- **WHAT THE TASK ASKS**:
Reproduce the material word for word; the images stay out.

┌─ DATA TO USE

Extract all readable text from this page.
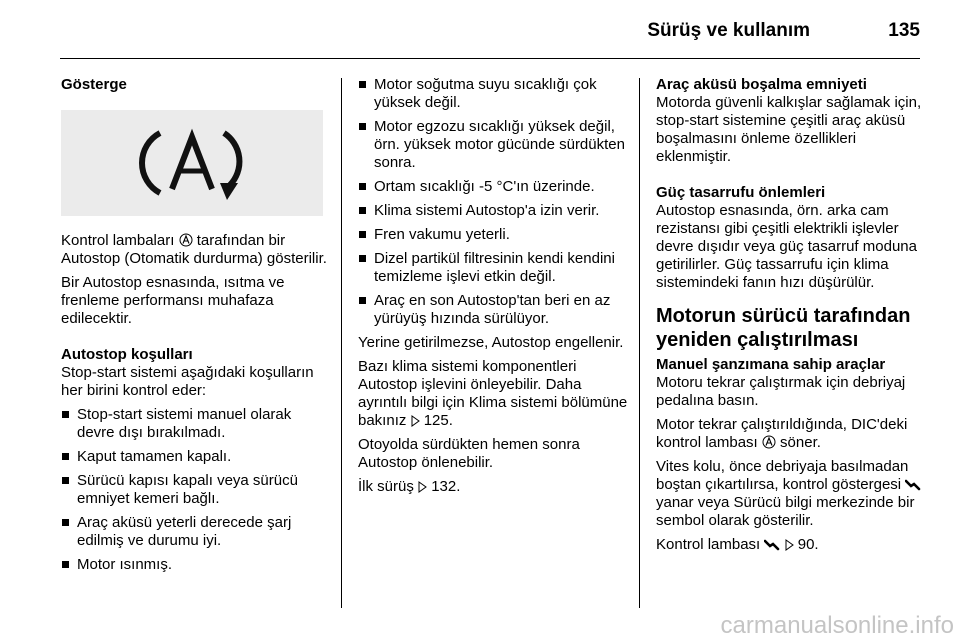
Sürüş ve kullanım	135
Gösterge

Kontrol lambaları  tarafından bir Autostop (Otomatik durdurma) gösterilir.

Bir Autostop esnasında, ısıtma ve frenleme performansı muhafaza edilecektir.

Autostop koşulları

Stop-start sistemi aşağıdaki koşulların her birini kontrol eder:

Stop-start sistemi manuel olarak devre dışı bırakılmadı.
Kaput tamamen kapalı.
Sürücü kapısı kapalı veya sürücü emniyet kemeri bağlı.
Araç aküsü yeterli derecede şarj edilmiş ve durumu iyi.
Motor ısınmış.
Motor soğutma suyu sıcaklığı çok yüksek değil.
Motor egzozu sıcaklığı yüksek değil, örn. yüksek motor gücünde sürdükten sonra.
Ortam sıcaklığı -5 °C'ın üzerinde.
Klima sistemi Autostop'a izin verir.
Fren vakumu yeterli.
Dizel partikül filtresinin kendi kendini temizleme işlevi etkin değil.
Araç en son Autostop'tan beri en az yürüyüş hızında sürülüyor.

Yerine getirilmezse, Autostop engellenir.

Bazı klima sistemi komponentleri Autostop işlevini önleyebilir. Daha ayrıntılı bilgi için Klima sistemi bölümüne bakınız  125.

Otoyolda sürdükten hemen sonra Autostop önlenebilir.

İlk sürüş  132.

Araç aküsü boşalma emniyeti

Motorda güvenli kalkışlar sağlamak için, stop-start sistemine çeşitli araç aküsü boşalmasını önleme özellikleri eklenmiştir.

Güç tasarrufu önlemleri

Autostop esnasında, örn. arka cam rezistansı gibi çeşitli elektrikli işlevler devre dışıdır veya güç tasarruf moduna getirilirler. Güç tassarrufu için klima sistemindeki fanın hızı düşürülür.

Motorun sürücü tarafından yeniden çalıştırılması
Manuel şanzımana sahip araçlar

Motoru tekrar çalıştırmak için debriyaj pedalına basın.

Motor tekrar çalıştırıldığında, DIC'deki kontrol lambası  söner.

Vites kolu, önce debriyaja basılmadan boştan çıkartılırsa, kontrol göstergesi  yanar veya Sürücü bilgi merkezinde bir sembol olarak gösterilir.

Kontrol lambası   90.

carmanualsonline.info
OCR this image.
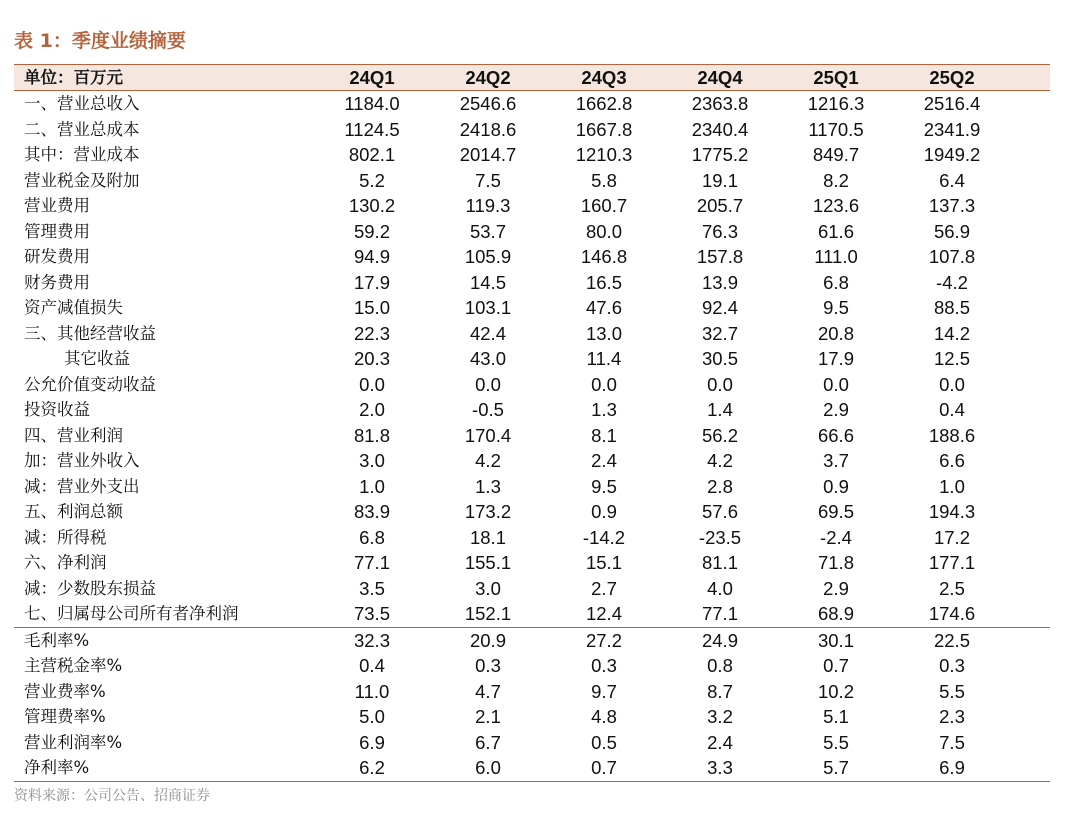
表 1：季度业绩摘要
单位：百万元	24Q1	24Q2	24Q3	24Q4	25Q1	25Q2
一、营业总收入	1184.0	2546.6	1662.8	2363.8	1216.3	2516.4
二、营业总成本	1124.5	2418.6	1667.8	2340.4	1170.5	2341.9
其中：营业成本	802.1	2014.7	1210.3	1775.2	849.7	1949.2
营业税金及附加	5.2	7.5	5.8	19.1	8.2	6.4
营业费用	130.2	119.3	160.7	205.7	123.6	137.3
管理费用	59.2	53.7	80.0	76.3	61.6	56.9
研发费用	94.9	105.9	146.8	157.8	111.0	107.8
财务费用	17.9	14.5	16.5	13.9	6.8	-4.2
资产减值损失	15.0	103.1	47.6	92.4	9.5	88.5
三、其他经营收益	22.3	42.4	13.0	32.7	20.8	14.2
其它收益	20.3	43.0	11.4	30.5	17.9	12.5
公允价值变动收益	0.0	0.0	0.0	0.0	0.0	0.0
投资收益	2.0	-0.5	1.3	1.4	2.9	0.4
四、营业利润	81.8	170.4	8.1	56.2	66.6	188.6
加：营业外收入	3.0	4.2	2.4	4.2	3.7	6.6
减：营业外支出	1.0	1.3	9.5	2.8	0.9	1.0
五、利润总额	83.9	173.2	0.9	57.6	69.5	194.3
减：所得税	6.8	18.1	-14.2	-23.5	-2.4	17.2
六、净利润	77.1	155.1	15.1	81.1	71.8	177.1
减：少数股东损益	3.5	3.0	2.7	4.0	2.9	2.5
七、归属母公司所有者净利润	73.5	152.1	12.4	77.1	68.9	174.6
毛利率%	32.3	20.9	27.2	24.9	30.1	22.5
主营税金率%	0.4	0.3	0.3	0.8	0.7	0.3
营业费率%	11.0	4.7	9.7	8.7	10.2	5.5
管理费率%	5.0	2.1	4.8	3.2	5.1	2.3
营业利润率%	6.9	6.7	0.5	2.4	5.5	7.5
净利率%	6.2	6.0	0.7	3.3	5.7	6.9
资料来源：公司公告、招商证券
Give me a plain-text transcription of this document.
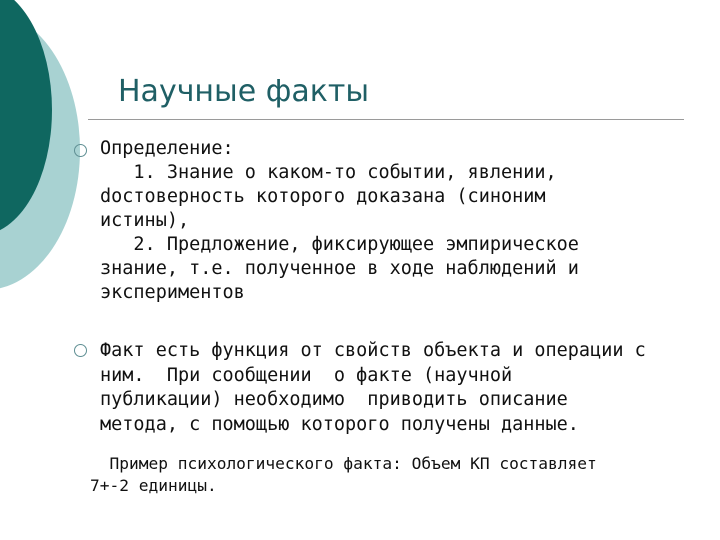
Научные факты
Определение:
1. Знание о каком-то событии, явлении,
dостоверность которого доказана (синоним
истины),
2. Предложение, фиксирующее эмпирическое
знание, т.е. полученное в ходе наблюдений и
экспериментов
Факт есть функция от свойств объекта и операции с
ним.  При сообщении  о факте (научной
публикации) необходимо  приводить описание
метода, с помощью которого получены данные.
Пример психологического факта: Объем КП составляет
7+-2 единицы.
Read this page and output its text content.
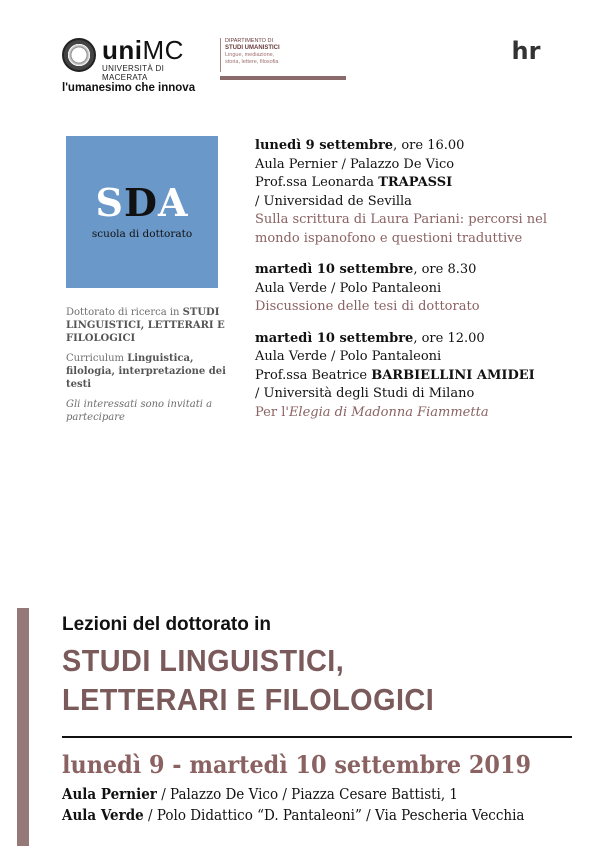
uniMC
UNIVERSITÀ DI MACERATA
l'umanesimo che innova
DIPARTIMENTO DI
STUDI UMANISTICI
Lingue, mediazione,
storia, lettere, filosofia	hr

SDA
scuola di dottorato

Dottorato di ricerca in STUDI LINGUISTICI, LETTERARI E FILOLOGICI

Curriculum Linguistica, filologia, interpretazione dei testi

Gli interessati sono invitati a partecipare

lunedì 9 settembre, ore 16.00
Aula Pernier / Palazzo De Vico
Prof.ssa Leonarda TRAPASSI
/ Universidad de Sevilla
Sulla scrittura di Laura Pariani: percorsi nel mondo ispanofono e questioni traduttive
martedì 10 settembre, ore 8.30
Aula Verde / Polo Pantaleoni
Discussione delle tesi di dottorato
martedì 10 settembre, ore 12.00
Aula Verde / Polo Pantaleoni
Prof.ssa Beatrice BARBIELLINI AMIDEI
/ Università degli Studi di Milano
Per l'Elegia di Madonna Fiammetta
Lezioni del dottorato in
STUDI LINGUISTICI,
LETTERARI E FILOLOGICI
lunedì 9 - martedì 10 settembre 2019
Aula Pernier / Palazzo De Vico / Piazza Cesare Battisti, 1
Aula Verde / Polo Didattico “D. Pantaleoni” / Via Pescheria Vecchia
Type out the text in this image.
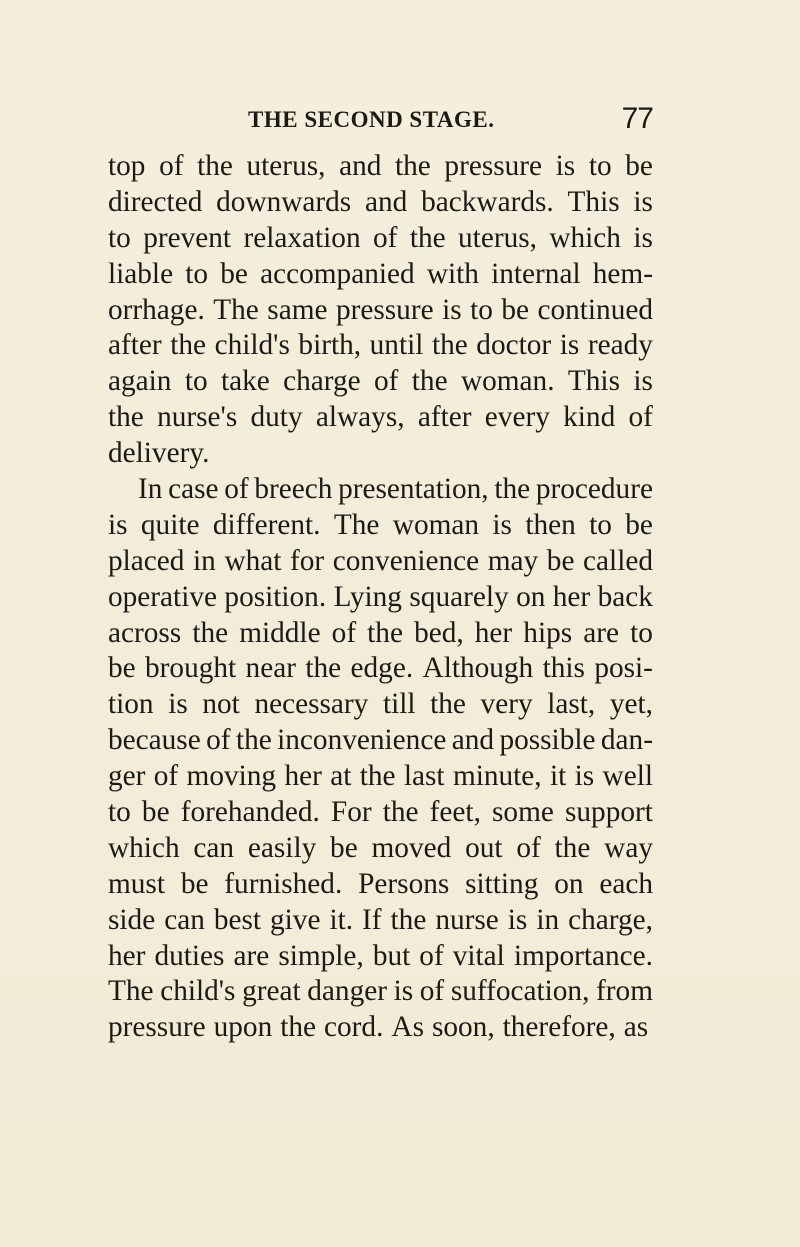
THE SECOND STAGE.	77
top of the uterus, and the pressure is to be
directed downwards and backwards. This is
to prevent relaxation of the uterus, which is
liable to be accompanied with internal hem-
orrhage. The same pressure is to be continued
after the child's birth, until the doctor is ready
again to take charge of the woman. This is
the nurse's duty always, after every kind of
delivery.
In case of breech presentation, the procedure
is quite different. The woman is then to be
placed in what for convenience may be called
operative position. Lying squarely on her back
across the middle of the bed, her hips are to
be brought near the edge. Although this posi-
tion is not necessary till the very last, yet,
because of the inconvenience and possible dan-
ger of moving her at the last minute, it is well
to be forehanded. For the feet, some support
which can easily be moved out of the way
must be furnished. Persons sitting on each
side can best give it. If the nurse is in charge,
her duties are simple, but of vital importance.
The child's great danger is of suffocation, from
pressure upon the cord. As soon, therefore, as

└─

- **EXERCISE ANSWER**:
Extract all readable text from this page.
Sürüş ve kullanım	135
Gösterge

Kontrol lambaları  tarafından bir Autostop (Otomatik durdurma) gösterilir.

Bir Autostop esnasında, ısıtma ve frenleme performansı muhafaza edilecektir.

Autostop koşulları

Stop-start sistemi aşağıdaki koşulların her birini kontrol eder:

Stop-start sistemi manuel olarak devre dışı bırakılmadı.
Kaput tamamen kapalı.
Sürücü kapısı kapalı veya sürücü emniyet kemeri bağlı.
Araç aküsü yeterli derecede şarj edilmiş ve durumu iyi.
Motor ısınmış.
Motor soğutma suyu sıcaklığı çok yüksek değil.
Motor egzozu sıcaklığı yüksek değil, örn. yüksek motor gücünde sürdükten sonra.
Ortam sıcaklığı -5 °C'ın üzerinde.
Klima sistemi Autostop'a izin verir.
Fren vakumu yeterli.
Dizel partikül filtresinin kendi kendini temizleme işlevi etkin değil.
Araç en son Autostop'tan beri en az yürüyüş hızında sürülüyor.

Yerine getirilmezse, Autostop engellenir.

Bazı klima sistemi komponentleri Autostop işlevini önleyebilir. Daha ayrıntılı bilgi için Klima sistemi bölümüne bakınız  125.

Otoyolda sürdükten hemen sonra Autostop önlenebilir.

İlk sürüş  132.

Araç aküsü boşalma emniyeti

Motorda güvenli kalkışlar sağlamak için, stop-start sistemine çeşitli araç aküsü boşalmasını önleme özellikleri eklenmiştir.

Güç tasarrufu önlemleri

Autostop esnasında, örn. arka cam rezistansı gibi çeşitli elektrikli işlevler devre dışıdır veya güç tasarruf moduna getirilirler. Güç tassarrufu için klima sistemindeki fanın hızı düşürülür.

Motorun sürücü tarafından yeniden çalıştırılması
Manuel şanzımana sahip araçlar

Motoru tekrar çalıştırmak için debriyaj pedalına basın.

Motor tekrar çalıştırıldığında, DIC'deki kontrol lambası  söner.

Vites kolu, önce debriyaja basılmadan boştan çıkartılırsa, kontrol göstergesi  yanar veya Sürücü bilgi merkezinde bir sembol olarak gösterilir.

Kontrol lambası   90.

carmanualsonline.info
OCR this image.
表 1：季度业绩摘要
单位：百万元	24Q1	24Q2	24Q3	24Q4	25Q1	25Q2
一、营业总收入	1184.0	2546.6	1662.8	2363.8	1216.3	2516.4
二、营业总成本	1124.5	2418.6	1667.8	2340.4	1170.5	2341.9
其中：营业成本	802.1	2014.7	1210.3	1775.2	849.7	1949.2
营业税金及附加	5.2	7.5	5.8	19.1	8.2	6.4
营业费用	130.2	119.3	160.7	205.7	123.6	137.3
管理费用	59.2	53.7	80.0	76.3	61.6	56.9
研发费用	94.9	105.9	146.8	157.8	111.0	107.8
财务费用	17.9	14.5	16.5	13.9	6.8	-4.2
资产减值损失	15.0	103.1	47.6	92.4	9.5	88.5
三、其他经营收益	22.3	42.4	13.0	32.7	20.8	14.2
其它收益	20.3	43.0	11.4	30.5	17.9	12.5
公允价值变动收益	0.0	0.0	0.0	0.0	0.0	0.0
投资收益	2.0	-0.5	1.3	1.4	2.9	0.4
四、营业利润	81.8	170.4	8.1	56.2	66.6	188.6
加：营业外收入	3.0	4.2	2.4	4.2	3.7	6.6
减：营业外支出	1.0	1.3	9.5	2.8	0.9	1.0
五、利润总额	83.9	173.2	0.9	57.6	69.5	194.3
减：所得税	6.8	18.1	-14.2	-23.5	-2.4	17.2
六、净利润	77.1	155.1	15.1	81.1	71.8	177.1
减：少数股东损益	3.5	3.0	2.7	4.0	2.9	2.5
七、归属母公司所有者净利润	73.5	152.1	12.4	77.1	68.9	174.6
毛利率%	32.3	20.9	27.2	24.9	30.1	22.5
主营税金率%	0.4	0.3	0.3	0.8	0.7	0.3
营业费率%	11.0	4.7	9.7	8.7	10.2	5.5
管理费率%	5.0	2.1	4.8	3.2	5.1	2.3
营业利润率%	6.9	6.7	0.5	2.4	5.5	7.5
净利率%	6.2	6.0	0.7	3.3	5.7	6.9
资料来源：公司公告、招商证券
Give me a plain-text transcription of this document.
Научные факты
Определение:
1. Знание о каком-то событии, явлении,
dостоверность которого доказана (синоним
истины),
2. Предложение, фиксирующее эмпирическое
знание, т.е. полученное в ходе наблюдений и
экспериментов
Факт есть функция от свойств объекта и операции с
ним.  При сообщении  о факте (научной
публикации) необходимо  приводить описание
метода, с помощью которого получены данные.
Пример психологического факта: Объем КП составляет
7+-2 единицы.
Read this page and output its text content.
uniMC
UNIVERSITÀ DI MACERATA
l'umanesimo che innova
DIPARTIMENTO DI
STUDI UMANISTICI
Lingue, mediazione,
storia, lettere, filosofia	hr

SDA
scuola di dottorato

Dottorato di ricerca in STUDI LINGUISTICI, LETTERARI E FILOLOGICI

Curriculum Linguistica, filologia, interpretazione dei testi

Gli interessati sono invitati a partecipare

lunedì 9 settembre, ore 16.00
Aula Pernier / Palazzo De Vico
Prof.ssa Leonarda TRAPASSI
/ Universidad de Sevilla
Sulla scrittura di Laura Pariani: percorsi nel mondo ispanofono e questioni traduttive
martedì 10 settembre, ore 8.30
Aula Verde / Polo Pantaleoni
Discussione delle tesi di dottorato
martedì 10 settembre, ore 12.00
Aula Verde / Polo Pantaleoni
Prof.ssa Beatrice BARBIELLINI AMIDEI
/ Università degli Studi di Milano
Per l'Elegia di Madonna Fiammetta
Lezioni del dottorato in
STUDI LINGUISTICI,
LETTERARI E FILOLOGICI
lunedì 9 - martedì 10 settembre 2019
Aula Pernier / Palazzo De Vico / Piazza Cesare Battisti, 1
Aula Verde / Polo Didattico “D. Pantaleoni” / Via Pescheria Vecchia
Type out the text in this image.
THE SECOND STAGE.	77
top of the uterus, and the pressure is to be
directed downwards and backwards. This is
to prevent relaxation of the uterus, which is
liable to be accompanied with internal hem-
orrhage. The same pressure is to be continued
after the child's birth, until the doctor is ready
again to take charge of the woman. This is
the nurse's duty always, after every kind of
delivery.
In case of breech presentation, the procedure
is quite different. The woman is then to be
placed in what for convenience may be called
operative position. Lying squarely on her back
across the middle of the bed, her hips are to
be brought near the edge. Although this posi-
tion is not necessary till the very last, yet,
because of the inconvenience and possible dan-
ger of moving her at the last minute, it is well
to be forehanded. For the feet, some support
which can easily be moved out of the way
must be furnished. Persons sitting on each
side can best give it. If the nurse is in charge,
her duties are simple, but of vital importance.
The child's great danger is of suffocation, from
pressure upon the cord. As soon, therefore, as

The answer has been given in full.